::: Text provided

Open Standards and CoreDX DDS

An overview of the Data Distribution Service (DDS) standards and technology

Introduction

CoreDX DDS is an implementation of the Data Distribution Service (DDS). DDS is an Object Management Group (OMG) standard that defines a system, application programming interface (API) and wire protocol for type-safe network communications. DDS was designed specifically to meet the performance and QoS requirements of real-time and embedded systems. It has been adopted in the Internet of Things (IoT), and time-critical and mission-critical applications including tactical defense systems; aerospace; railroad and roadway traffic management; industrial control; Supervisory Control and Data Acquisition (SCADA); financial market data distribution; and automated trading.

The DDS Standards

The OMG manages several standards related to the DDS technology and CoreDX DDS, including:

  • DDS: Data Distribution Service, which defines the Application Programming Interface (API) for DDS
  • RTPS: Real Time Publish Subscribe wire protocol, which defines the strict on-the-wire protocol for publish-subscribe communications
  • CDR: Common Data Representation, which defines the data encoding and decoding rules
  • IDL: Interface Definition Language, which defines the Application data type representation used by DDS

DDS Vendors and Users from around the world participate in the management of these DDS standards.

The FACE Standards

The Future Airborne Capability Environment (FACE) is a technical standard describing a common software computing environment and architecture for airborne platforms, referred to as the FACE Reference Architecture. The goal of FACE is to ultimately lower implementation costs of new airborne systems by promoting standardized approaches and processes, software reuse, interoperability and portability of applications across different air platforms. The FACE standard is managed by the Open Group, a collaboration of Government agencies, contractors, and commercial companies.
Learn more about FACE and CoreDX DDS…

Benefits of a CoreDX DDS Infrastructure

The Open Architecture design of DDS can reduce the software lifecycle costs and risks associated with systems that will be maintained over the course of many years.

DDS provides an Open Standard based communications architecture. By eliminating custom software and providing standard interfaces, DDS reduces development time and eases maintenance.

DDS decouples applications. By avoiding hardcoded, stovepipe systems, individual subsystems can be added or upgraded without modifying other software.

DDS applications are interoperable across operating systems, hardware architectures and programming languages. Learn more about Interoperability...

DDS provides vendor independence. Applications are portable and interoperable across compliant implementations.

::::::
::: Input data

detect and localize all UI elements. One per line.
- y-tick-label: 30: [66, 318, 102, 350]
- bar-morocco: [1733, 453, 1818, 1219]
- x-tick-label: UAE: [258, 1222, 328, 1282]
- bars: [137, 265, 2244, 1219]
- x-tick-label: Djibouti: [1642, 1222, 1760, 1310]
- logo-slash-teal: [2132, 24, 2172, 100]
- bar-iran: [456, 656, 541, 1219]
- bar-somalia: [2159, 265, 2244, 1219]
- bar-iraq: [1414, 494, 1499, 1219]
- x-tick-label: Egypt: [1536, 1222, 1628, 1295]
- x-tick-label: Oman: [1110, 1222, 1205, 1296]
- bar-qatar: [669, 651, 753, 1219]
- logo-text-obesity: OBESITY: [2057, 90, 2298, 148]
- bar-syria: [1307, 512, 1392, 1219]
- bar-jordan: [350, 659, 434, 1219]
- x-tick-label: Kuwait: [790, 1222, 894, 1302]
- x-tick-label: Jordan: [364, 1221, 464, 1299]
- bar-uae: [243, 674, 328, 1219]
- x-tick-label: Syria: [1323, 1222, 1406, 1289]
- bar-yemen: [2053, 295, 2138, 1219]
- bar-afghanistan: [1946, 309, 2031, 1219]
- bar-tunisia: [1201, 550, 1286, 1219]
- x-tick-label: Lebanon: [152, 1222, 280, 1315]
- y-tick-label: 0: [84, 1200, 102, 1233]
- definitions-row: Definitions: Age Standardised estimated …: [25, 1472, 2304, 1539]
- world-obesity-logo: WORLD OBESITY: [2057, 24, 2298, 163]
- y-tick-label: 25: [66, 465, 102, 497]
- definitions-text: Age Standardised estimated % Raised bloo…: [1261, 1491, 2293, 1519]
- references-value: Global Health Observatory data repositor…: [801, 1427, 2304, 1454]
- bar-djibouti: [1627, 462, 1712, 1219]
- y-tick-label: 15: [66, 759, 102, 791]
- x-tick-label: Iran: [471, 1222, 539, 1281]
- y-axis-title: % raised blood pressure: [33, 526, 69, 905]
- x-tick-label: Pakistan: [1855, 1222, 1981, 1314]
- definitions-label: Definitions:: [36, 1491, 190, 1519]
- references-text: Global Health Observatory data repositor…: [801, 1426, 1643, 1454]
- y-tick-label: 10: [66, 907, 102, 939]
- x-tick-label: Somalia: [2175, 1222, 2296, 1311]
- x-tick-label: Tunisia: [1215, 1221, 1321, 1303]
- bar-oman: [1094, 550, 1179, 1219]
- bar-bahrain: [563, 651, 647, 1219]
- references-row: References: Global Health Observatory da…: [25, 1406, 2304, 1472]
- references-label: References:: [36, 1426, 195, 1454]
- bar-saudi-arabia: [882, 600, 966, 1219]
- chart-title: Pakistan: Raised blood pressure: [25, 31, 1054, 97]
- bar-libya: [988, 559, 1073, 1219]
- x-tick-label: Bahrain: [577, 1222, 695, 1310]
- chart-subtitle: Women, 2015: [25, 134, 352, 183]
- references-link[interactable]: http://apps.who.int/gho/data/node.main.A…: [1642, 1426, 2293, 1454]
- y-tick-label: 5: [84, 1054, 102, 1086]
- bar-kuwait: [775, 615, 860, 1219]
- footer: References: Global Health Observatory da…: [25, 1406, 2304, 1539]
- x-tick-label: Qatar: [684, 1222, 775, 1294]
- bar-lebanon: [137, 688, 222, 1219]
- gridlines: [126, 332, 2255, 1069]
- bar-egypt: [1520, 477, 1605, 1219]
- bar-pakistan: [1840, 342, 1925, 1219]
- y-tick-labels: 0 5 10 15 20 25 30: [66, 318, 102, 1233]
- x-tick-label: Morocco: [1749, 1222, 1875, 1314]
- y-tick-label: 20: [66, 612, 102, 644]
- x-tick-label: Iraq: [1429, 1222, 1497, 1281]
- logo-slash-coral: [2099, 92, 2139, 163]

::::::

== Directions ==
1 – In the DDS overview, which organization manages the FACE standard?
2 – Extend the DDS overview past its last sentence.
The records have no connection to the DDS overview.

== Responses by item number ==
1 – The Open Group manages the FACE standard.

2 –
IT decision makers are looking for freedom from vendor lock-in: the concept that once you start using a particular vendor’s product, it will take too many resources to change to a different product, even if it is less expensive or better meets your needs.

Learn more about CoreDX DDS Features and BenefitsAP...

The DDS Architecture

The DDS standard centers around a straightforward architecture of software entities. These components are arranged in a hierarchy, and each serves a unique purpose in the overall Publish-Subscribe infrastructure. A high-level diagram demonstrates the relationship between the DomainParticipant, Publisher, Subscriber, DataWriter, DataReader, and Topic entities.

CoreDX DDS Architecture

This diagram demonstrates the logical structure of the major DDS components.

  • DomainParticipants belong to a Domain
  • DomainParticipants contain Publisher(s) and Subscriber(s)
  • Each Publisher can contain any number of DataWriters
  • Each Subscriber can contain any number of DataReaders
  • DataReaders and DataWriters are logically connected through a Topic
  • A Topic has a name and a data type
  • DataWriters produce data samples that are of the data type of their associated Topic
  • DataReaders consume data samples that match their associated Topic

These simple concepts are extended through the use of Quality of Service settings and the
more complex Topic types. For example, a Topic may be defined that is an aggregate of several
data types (MultiTopic). Also, a ContentFilteredTopic executes a filter on the data samples,
potentially reducing the number of samples that a DataReader has to process.

Learn more about the CoreDX DDS Architecture...

Summary

Because DDS is an Open Standard, you can be confident about selecting CoreDX DDS. We provide world-class support and a commercial-grade software product. The standard Application Programming Interface (API) and an interoperable wire-protocol make CoreDX DDS a sound investment for the long term.